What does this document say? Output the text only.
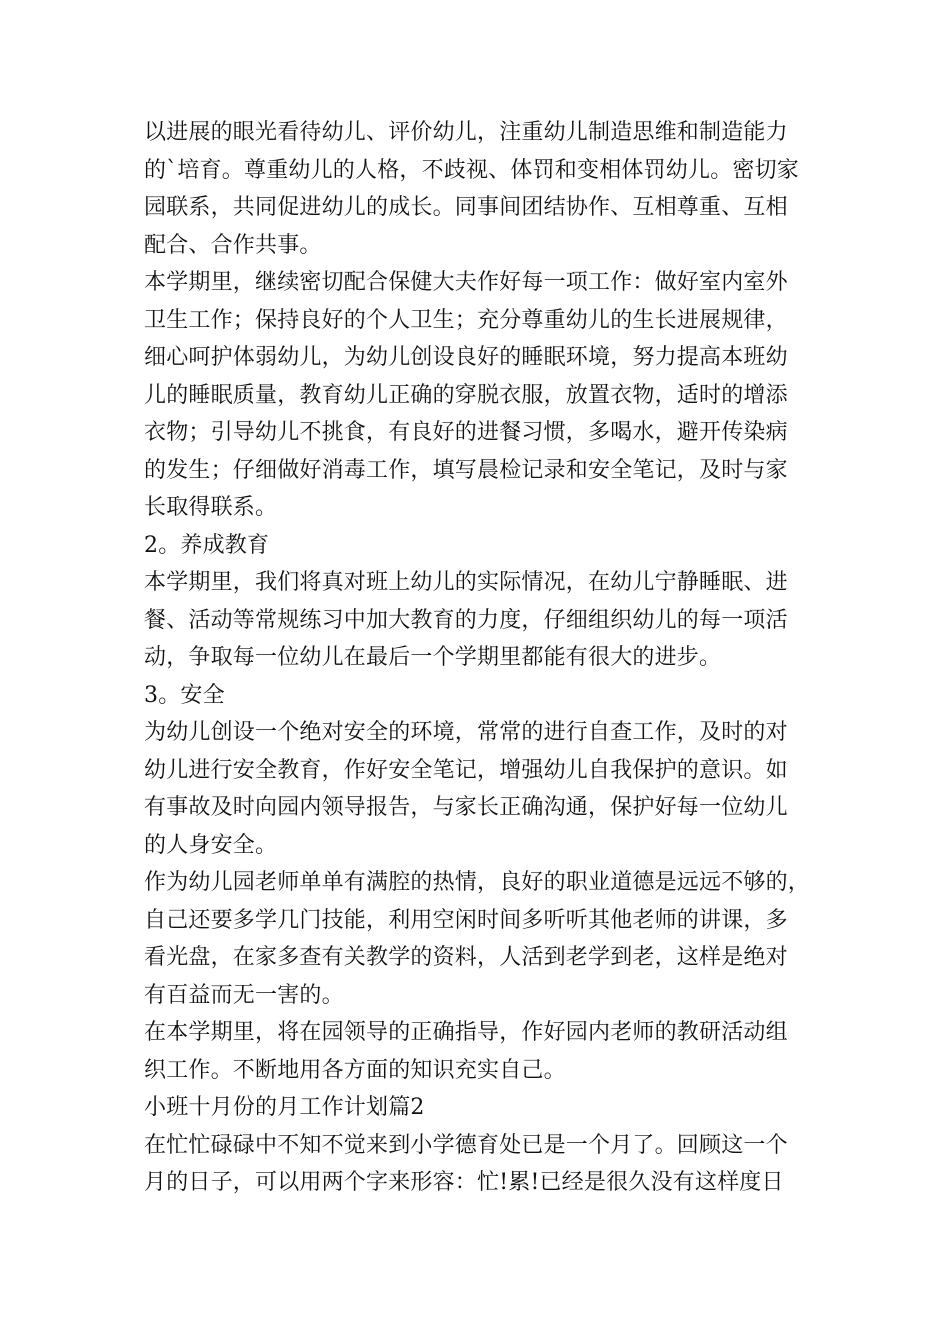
以进展的眼光看待幼儿、评价幼儿，注重幼儿制造思维和制造能力
的`培育。尊重幼儿的人格，不歧视、体罚和变相体罚幼儿。密切家
园联系，共同促进幼儿的成长。同事间团结协作、互相尊重、互相
配合、合作共事。
本学期里，继续密切配合保健大夫作好每一项工作：做好室内室外
卫生工作；保持良好的个人卫生；充分尊重幼儿的生长进展规律，
细心呵护体弱幼儿，为幼儿创设良好的睡眠环境，努力提高本班幼
儿的睡眠质量，教育幼儿正确的穿脱衣服，放置衣物，适时的增添
衣物；引导幼儿不挑食，有良好的进餐习惯，多喝水，避开传染病
的发生；仔细做好消毒工作，填写晨检记录和安全笔记，及时与家
长取得联系。
2。养成教育
本学期里，我们将真对班上幼儿的实际情况，在幼儿宁静睡眠、进
餐、活动等常规练习中加大教育的力度，仔细组织幼儿的每一项活
动，争取每一位幼儿在最后一个学期里都能有很大的进步。
3。安全
为幼儿创设一个绝对安全的环境，常常的进行自查工作，及时的对
幼儿进行安全教育，作好安全笔记，增强幼儿自我保护的意识。如
有事故及时向园内领导报告，与家长正确沟通，保护好每一位幼儿
的人身安全。
作为幼儿园老师单单有满腔的热情，良好的职业道德是远远不够的，
自己还要多学几门技能，利用空闲时间多听听其他老师的讲课，多
看光盘，在家多查有关教学的资料，人活到老学到老，这样是绝对
有百益而无一害的。
在本学期里，将在园领导的正确指导，作好园内老师的教研活动组
织工作。不断地用各方面的知识充实自己。
小班十月份的月工作计划篇2
在忙忙碌碌中不知不觉来到小学德育处已是一个月了。回顾这一个
月的日子，可以用两个字来形容：忙!累!已经是很久没有这样度日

- _Task directions_:
Return the material exactly as given, apart from the pictures.

- _Full response_:
What does this document say? Output the text only.
以进展的眼光看待幼儿、评价幼儿，注重幼儿制造思维和制造能力
的`培育。尊重幼儿的人格，不歧视、体罚和变相体罚幼儿。密切家
园联系，共同促进幼儿的成长。同事间团结协作、互相尊重、互相
配合、合作共事。
本学期里，继续密切配合保健大夫作好每一项工作：做好室内室外
卫生工作；保持良好的个人卫生；充分尊重幼儿的生长进展规律，
细心呵护体弱幼儿，为幼儿创设良好的睡眠环境，努力提高本班幼
儿的睡眠质量，教育幼儿正确的穿脱衣服，放置衣物，适时的增添
衣物；引导幼儿不挑食，有良好的进餐习惯，多喝水，避开传染病
的发生；仔细做好消毒工作，填写晨检记录和安全笔记，及时与家
长取得联系。
2。养成教育
本学期里，我们将真对班上幼儿的实际情况，在幼儿宁静睡眠、进
餐、活动等常规练习中加大教育的力度，仔细组织幼儿的每一项活
动，争取每一位幼儿在最后一个学期里都能有很大的进步。
3。安全
为幼儿创设一个绝对安全的环境，常常的进行自查工作，及时的对
幼儿进行安全教育，作好安全笔记，增强幼儿自我保护的意识。如
有事故及时向园内领导报告，与家长正确沟通，保护好每一位幼儿
的人身安全。
作为幼儿园老师单单有满腔的热情，良好的职业道德是远远不够的，
自己还要多学几门技能，利用空闲时间多听听其他老师的讲课，多
看光盘，在家多查有关教学的资料，人活到老学到老，这样是绝对
有百益而无一害的。
在本学期里，将在园领导的正确指导，作好园内老师的教研活动组
织工作。不断地用各方面的知识充实自己。
小班十月份的月工作计划篇2
在忙忙碌碌中不知不觉来到小学德育处已是一个月了。回顾这一个
月的日子，可以用两个字来形容：忙!累!已经是很久没有这样度日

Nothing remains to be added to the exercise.